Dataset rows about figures
━━━━
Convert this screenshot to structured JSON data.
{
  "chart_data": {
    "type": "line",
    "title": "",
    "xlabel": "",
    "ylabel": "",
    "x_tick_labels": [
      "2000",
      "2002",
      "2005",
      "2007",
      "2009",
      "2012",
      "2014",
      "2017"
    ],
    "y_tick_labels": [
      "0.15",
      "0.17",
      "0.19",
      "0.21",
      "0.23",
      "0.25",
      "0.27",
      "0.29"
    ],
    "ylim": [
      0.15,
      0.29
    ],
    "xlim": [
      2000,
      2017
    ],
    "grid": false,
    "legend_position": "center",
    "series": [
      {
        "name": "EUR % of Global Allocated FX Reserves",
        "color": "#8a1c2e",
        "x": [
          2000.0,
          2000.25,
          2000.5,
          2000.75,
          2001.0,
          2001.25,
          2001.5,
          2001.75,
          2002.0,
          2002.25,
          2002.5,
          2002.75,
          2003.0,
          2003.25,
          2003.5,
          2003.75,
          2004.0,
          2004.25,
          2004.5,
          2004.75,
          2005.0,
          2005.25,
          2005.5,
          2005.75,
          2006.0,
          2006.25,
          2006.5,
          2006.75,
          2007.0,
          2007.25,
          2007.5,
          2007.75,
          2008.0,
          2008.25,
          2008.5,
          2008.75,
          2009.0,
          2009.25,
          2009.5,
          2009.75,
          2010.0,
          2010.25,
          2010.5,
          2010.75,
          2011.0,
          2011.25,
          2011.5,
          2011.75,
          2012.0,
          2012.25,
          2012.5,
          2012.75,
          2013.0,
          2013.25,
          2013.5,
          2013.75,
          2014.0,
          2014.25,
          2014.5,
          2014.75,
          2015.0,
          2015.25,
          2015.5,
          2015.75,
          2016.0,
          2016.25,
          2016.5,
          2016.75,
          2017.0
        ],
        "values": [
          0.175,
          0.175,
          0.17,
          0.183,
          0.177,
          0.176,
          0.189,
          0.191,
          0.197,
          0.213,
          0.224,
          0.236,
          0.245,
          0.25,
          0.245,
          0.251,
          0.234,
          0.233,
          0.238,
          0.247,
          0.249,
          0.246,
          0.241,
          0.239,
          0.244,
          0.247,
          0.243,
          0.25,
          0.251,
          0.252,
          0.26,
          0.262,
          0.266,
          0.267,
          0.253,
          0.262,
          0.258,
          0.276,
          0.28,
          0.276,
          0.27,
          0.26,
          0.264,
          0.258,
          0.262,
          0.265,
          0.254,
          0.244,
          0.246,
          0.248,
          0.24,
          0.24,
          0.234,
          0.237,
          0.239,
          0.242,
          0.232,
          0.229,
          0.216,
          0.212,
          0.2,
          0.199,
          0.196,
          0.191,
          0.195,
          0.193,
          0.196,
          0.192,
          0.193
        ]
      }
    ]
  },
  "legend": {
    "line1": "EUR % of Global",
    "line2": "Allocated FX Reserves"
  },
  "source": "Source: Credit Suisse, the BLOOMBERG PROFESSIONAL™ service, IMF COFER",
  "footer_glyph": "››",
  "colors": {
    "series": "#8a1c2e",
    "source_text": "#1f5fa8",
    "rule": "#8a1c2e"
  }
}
━━━━
Transcribe the material exactly as it reads.

*FULL OUTPUT*
Convert this screenshot to structured JSON data.
{
  "chart_data": {
    "type": "line",
    "title": "",
    "xlabel": "",
    "ylabel": "",
    "x_tick_labels": [
      "2000",
      "2002",
      "2005",
      "2007",
      "2009",
      "2012",
      "2014",
      "2017"
    ],
    "y_tick_labels": [
      "0.15",
      "0.17",
      "0.19",
      "0.21",
      "0.23",
      "0.25",
      "0.27",
      "0.29"
    ],
    "ylim": [
      0.15,
      0.29
    ],
    "xlim": [
      2000,
      2017
    ],
    "grid": false,
    "legend_position": "center",
    "series": [
      {
        "name": "EUR % of Global Allocated FX Reserves",
        "color": "#8a1c2e",
        "x": [
          2000.0,
          2000.25,
          2000.5,
          2000.75,
          2001.0,
          2001.25,
          2001.5,
          2001.75,
          2002.0,
          2002.25,
          2002.5,
          2002.75,
          2003.0,
          2003.25,
          2003.5,
          2003.75,
          2004.0,
          2004.25,
          2004.5,
          2004.75,
          2005.0,
          2005.25,
          2005.5,
          2005.75,
          2006.0,
          2006.25,
          2006.5,
          2006.75,
          2007.0,
          2007.25,
          2007.5,
          2007.75,
          2008.0,
          2008.25,
          2008.5,
          2008.75,
          2009.0,
          2009.25,
          2009.5,
          2009.75,
          2010.0,
          2010.25,
          2010.5,
          2010.75,
          2011.0,
          2011.25,
          2011.5,
          2011.75,
          2012.0,
          2012.25,
          2012.5,
          2012.75,
          2013.0,
          2013.25,
          2013.5,
          2013.75,
          2014.0,
          2014.25,
          2014.5,
          2014.75,
          2015.0,
          2015.25,
          2015.5,
          2015.75,
          2016.0,
          2016.25,
          2016.5,
          2016.75,
          2017.0
        ],
        "values": [
          0.175,
          0.175,
          0.17,
          0.183,
          0.177,
          0.176,
          0.189,
          0.191,
          0.197,
          0.213,
          0.224,
          0.236,
          0.245,
          0.25,
          0.245,
          0.251,
          0.234,
          0.233,
          0.238,
          0.247,
          0.249,
          0.246,
          0.241,
          0.239,
          0.244,
          0.247,
          0.243,
          0.25,
          0.251,
          0.252,
          0.26,
          0.262,
          0.266,
          0.267,
          0.253,
          0.262,
          0.258,
          0.276,
          0.28,
          0.276,
          0.27,
          0.26,
          0.264,
          0.258,
          0.262,
          0.265,
          0.254,
          0.244,
          0.246,
          0.248,
          0.24,
          0.24,
          0.234,
          0.237,
          0.239,
          0.242,
          0.232,
          0.229,
          0.216,
          0.212,
          0.2,
          0.199,
          0.196,
          0.191,
          0.195,
          0.193,
          0.196,
          0.192,
          0.193
        ]
      }
    ]
  },
  "legend": {
    "line1": "EUR % of Global",
    "line2": "Allocated FX Reserves"
  },
  "source": "Source: Credit Suisse, the BLOOMBERG PROFESSIONAL™ service, IMF COFER",
  "footer_glyph": "››",
  "colors": {
    "series": "#8a1c2e",
    "source_text": "#1f5fa8",
    "rule": "#8a1c2e"
  }
}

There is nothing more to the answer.